- _Records for the exercise_
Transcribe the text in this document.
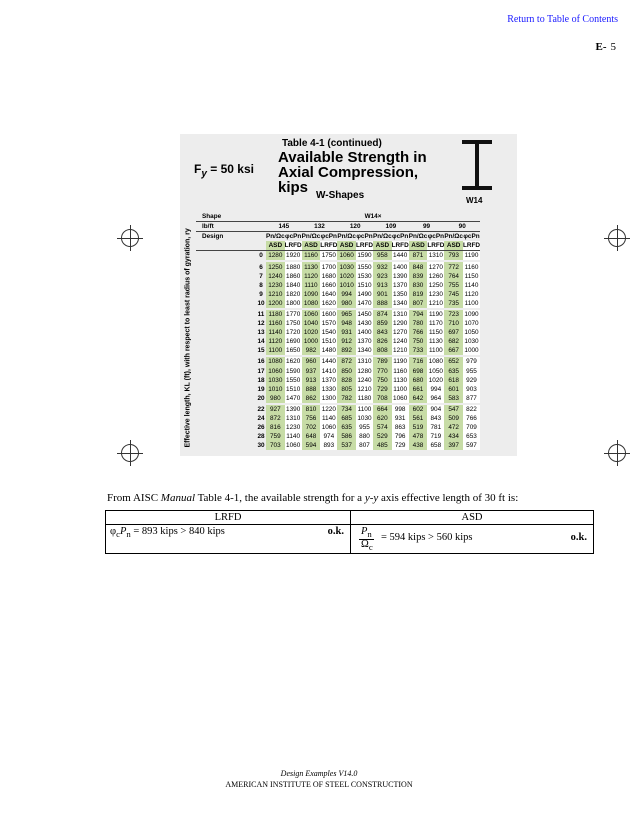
Return to Table of Contents
E- 5
$F_y = 50$ ksi
Table 4-1 (continued)
Available Strength in Axial Compression, kips W-Shapes	W14
Effective length, KL (ft), with respect to least radius of gyration, ry
Shape		W14×											
lb/ft		145		132		120		109		99		90	
Design		Pn/Ωc	φcPn	Pn/Ωc	φcPn	Pn/Ωc	φcPn	Pn/Ωc	φcPn	Pn/Ωc	φcPn	Pn/Ωc	φcPn
		ASD	LRFD	ASD	LRFD	ASD	LRFD	ASD	LRFD	ASD	LRFD	ASD	LRFD
	0	1280	1920	1160	1750	1060	1590	958	1440	871	1310	793	1190

	6	1250	1880	1130	1700	1030	1550	932	1400	848	1270	772	1160
	7	1240	1860	1120	1680	1020	1530	923	1390	839	1260	764	1150
	8	1230	1840	1110	1660	1010	1510	913	1370	830	1250	755	1140
	9	1210	1820	1090	1640	994	1490	901	1350	819	1230	745	1120
	10	1200	1800	1080	1620	980	1470	888	1340	807	1210	735	1100

	11	1180	1770	1060	1600	965	1450	874	1310	794	1190	723	1090
	12	1160	1750	1040	1570	948	1430	859	1290	780	1170	710	1070
	13	1140	1720	1020	1540	931	1400	843	1270	766	1150	697	1050
	14	1120	1690	1000	1510	912	1370	826	1240	750	1130	682	1030
	15	1100	1650	982	1480	892	1340	808	1210	733	1100	667	1000

	16	1080	1620	960	1440	872	1310	789	1190	716	1080	652	979
	17	1060	1590	937	1410	850	1280	770	1160	698	1050	635	955
	18	1030	1550	913	1370	828	1240	750	1130	680	1020	618	929
	19	1010	1510	888	1330	805	1210	729	1100	661	994	601	903
	20	980	1470	862	1300	782	1180	708	1060	642	964	583	877

	22	927	1390	810	1220	734	1100	664	998	602	904	547	822
	24	872	1310	756	1140	685	1030	620	931	561	843	509	766
	26	816	1230	702	1060	635	955	574	863	519	781	472	709
	28	759	1140	648	974	586	880	529	796	478	719	434	653
	30	703	1060	594	893	537	807	485	729	438	658	397	597
From AISC Manual Table 4-1, the available strength for a y-y axis effective length of 30 ft is:
LRFD	ASD
$\varphi_cP_n = 893$ kips > 840 kips o.k.	$P_n$
$\Omega_c$
= 594 kips > 560 kips o.k.
Design Examples V14.0
AMERICAN INSTITUTE OF STEEL CONSTRUCTION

- _Problem description_
Return the listing above in full and without alteration, excluding its pictures.

- _Answer to the task_
Transcribe the text in this document.
Return to Table of Contents
E- 5
$F_y = 50$ ksi
Table 4-1 (continued)
Available Strength in Axial Compression, kips W-Shapes	W14
Effective length, KL (ft), with respect to least radius of gyration, ry
Shape		W14×											
lb/ft		145		132		120		109		99		90	
Design		Pn/Ωc	φcPn	Pn/Ωc	φcPn	Pn/Ωc	φcPn	Pn/Ωc	φcPn	Pn/Ωc	φcPn	Pn/Ωc	φcPn
		ASD	LRFD	ASD	LRFD	ASD	LRFD	ASD	LRFD	ASD	LRFD	ASD	LRFD
	0	1280	1920	1160	1750	1060	1590	958	1440	871	1310	793	1190

	6	1250	1880	1130	1700	1030	1550	932	1400	848	1270	772	1160
	7	1240	1860	1120	1680	1020	1530	923	1390	839	1260	764	1150
	8	1230	1840	1110	1660	1010	1510	913	1370	830	1250	755	1140
	9	1210	1820	1090	1640	994	1490	901	1350	819	1230	745	1120
	10	1200	1800	1080	1620	980	1470	888	1340	807	1210	735	1100

	11	1180	1770	1060	1600	965	1450	874	1310	794	1190	723	1090
	12	1160	1750	1040	1570	948	1430	859	1290	780	1170	710	1070
	13	1140	1720	1020	1540	931	1400	843	1270	766	1150	697	1050
	14	1120	1690	1000	1510	912	1370	826	1240	750	1130	682	1030
	15	1100	1650	982	1480	892	1340	808	1210	733	1100	667	1000

	16	1080	1620	960	1440	872	1310	789	1190	716	1080	652	979
	17	1060	1590	937	1410	850	1280	770	1160	698	1050	635	955
	18	1030	1550	913	1370	828	1240	750	1130	680	1020	618	929
	19	1010	1510	888	1330	805	1210	729	1100	661	994	601	903
	20	980	1470	862	1300	782	1180	708	1060	642	964	583	877

	22	927	1390	810	1220	734	1100	664	998	602	904	547	822
	24	872	1310	756	1140	685	1030	620	931	561	843	509	766
	26	816	1230	702	1060	635	955	574	863	519	781	472	709
	28	759	1140	648	974	586	880	529	796	478	719	434	653
	30	703	1060	594	893	537	807	485	729	438	658	397	597
From AISC Manual Table 4-1, the available strength for a y-y axis effective length of 30 ft is:
LRFD	ASD
$\varphi_cP_n = 893$ kips > 840 kips o.k.	$P_n$
$\Omega_c$
= 594 kips > 560 kips o.k.
Design Examples V14.0
AMERICAN INSTITUTE OF STEEL CONSTRUCTION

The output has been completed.